• _STATED PROBLEM_
Transcribe the records below exactly as they appear, omitting any pictures.

• _DATASET EXCERPTS_
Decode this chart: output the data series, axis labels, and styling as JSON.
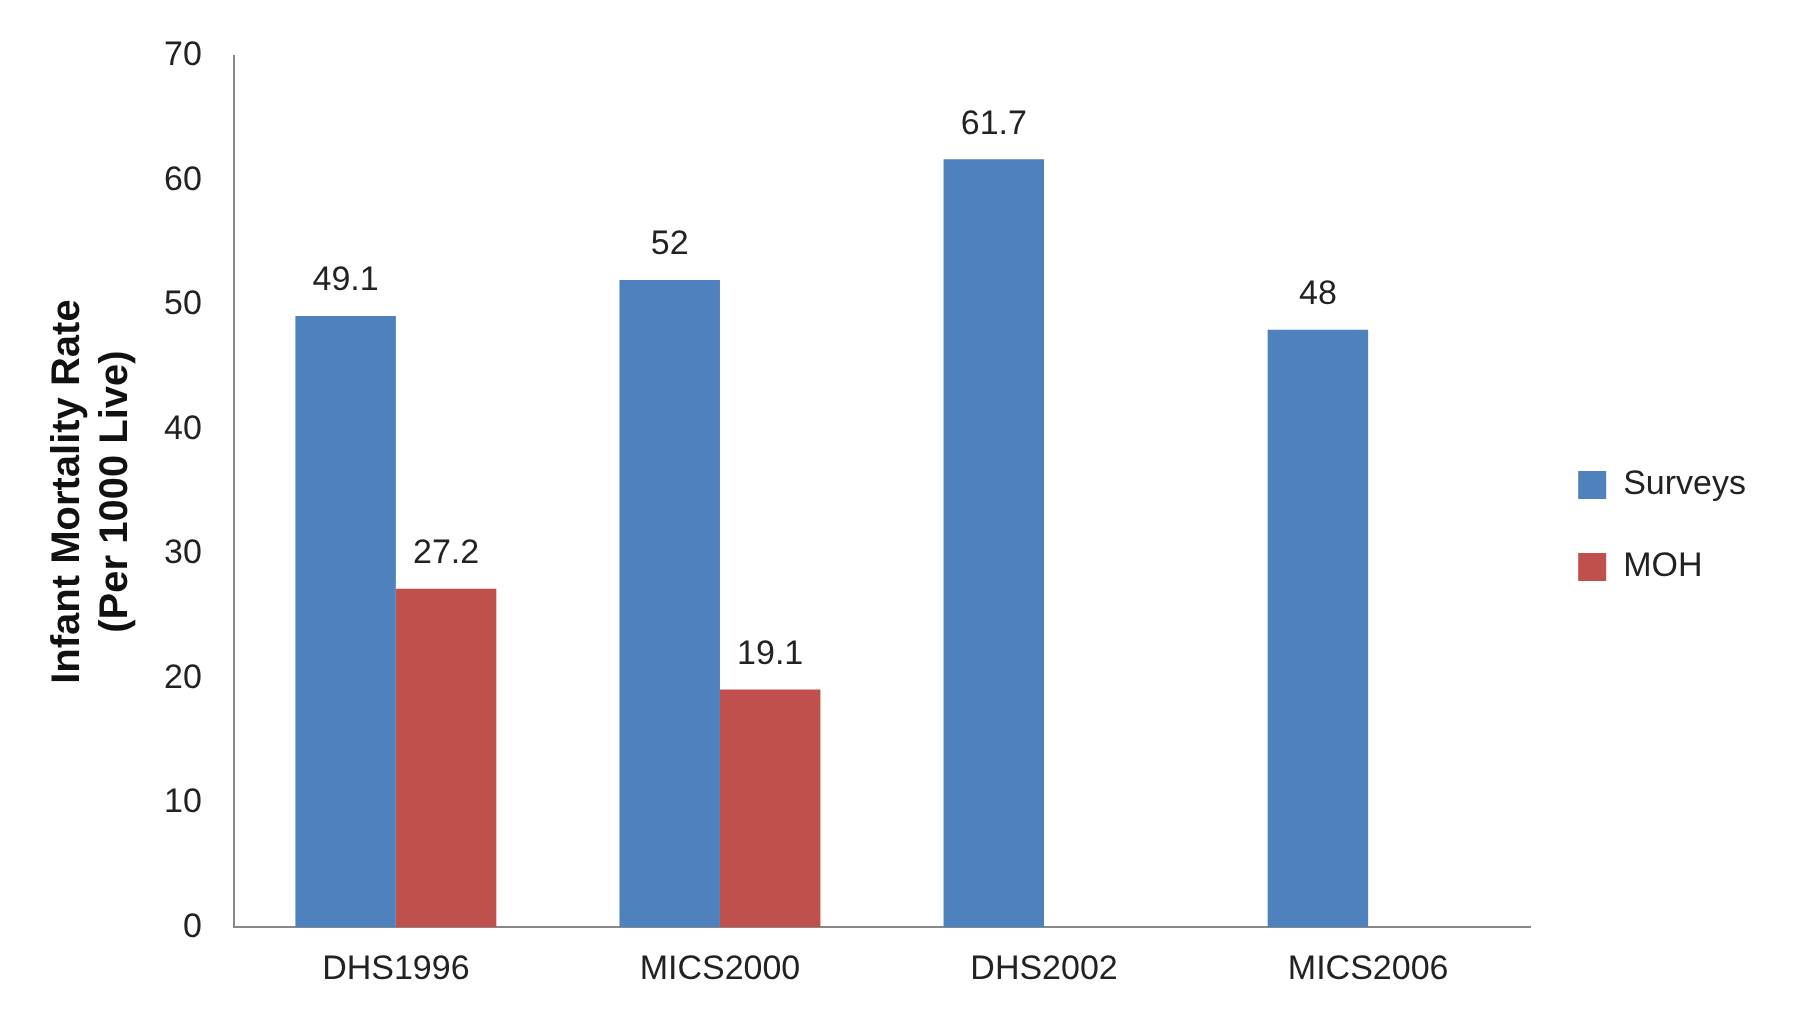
{
  "chart_data": {
    "type": "bar",
    "ylabel": "Infant Mortality Rate\n(Per 1000 Live)",
    "categories": [
      "DHS1996",
      "MICS2000",
      "DHS2002",
      "MICS2006"
    ],
    "series": [
      {
        "name": "Surveys",
        "color": "#4f81bd",
        "values": [
          49.1,
          52,
          61.7,
          48
        ]
      },
      {
        "name": "MOH",
        "color": "#c0504d",
        "values": [
          27.2,
          19.1,
          null,
          null
        ]
      }
    ],
    "ylim": [
      0,
      70
    ],
    "yticks": [
      0,
      10,
      20,
      30,
      40,
      50,
      60,
      70
    ],
    "grid": false,
    "legend": "right",
    "data_labels": true
  }
}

• _THE ANSWER_
Decode this chart: output the data series, axis labels, and styling as JSON.
{
  "chart_data": {
    "type": "bar",
    "ylabel": "Infant Mortality Rate\n(Per 1000 Live)",
    "categories": [
      "DHS1996",
      "MICS2000",
      "DHS2002",
      "MICS2006"
    ],
    "series": [
      {
        "name": "Surveys",
        "color": "#4f81bd",
        "values": [
          49.1,
          52,
          61.7,
          48
        ]
      },
      {
        "name": "MOH",
        "color": "#c0504d",
        "values": [
          27.2,
          19.1,
          null,
          null
        ]
      }
    ],
    "ylim": [
      0,
      70
    ],
    "yticks": [
      0,
      10,
      20,
      30,
      40,
      50,
      60,
      70
    ],
    "grid": false,
    "legend": "right",
    "data_labels": true
  }
}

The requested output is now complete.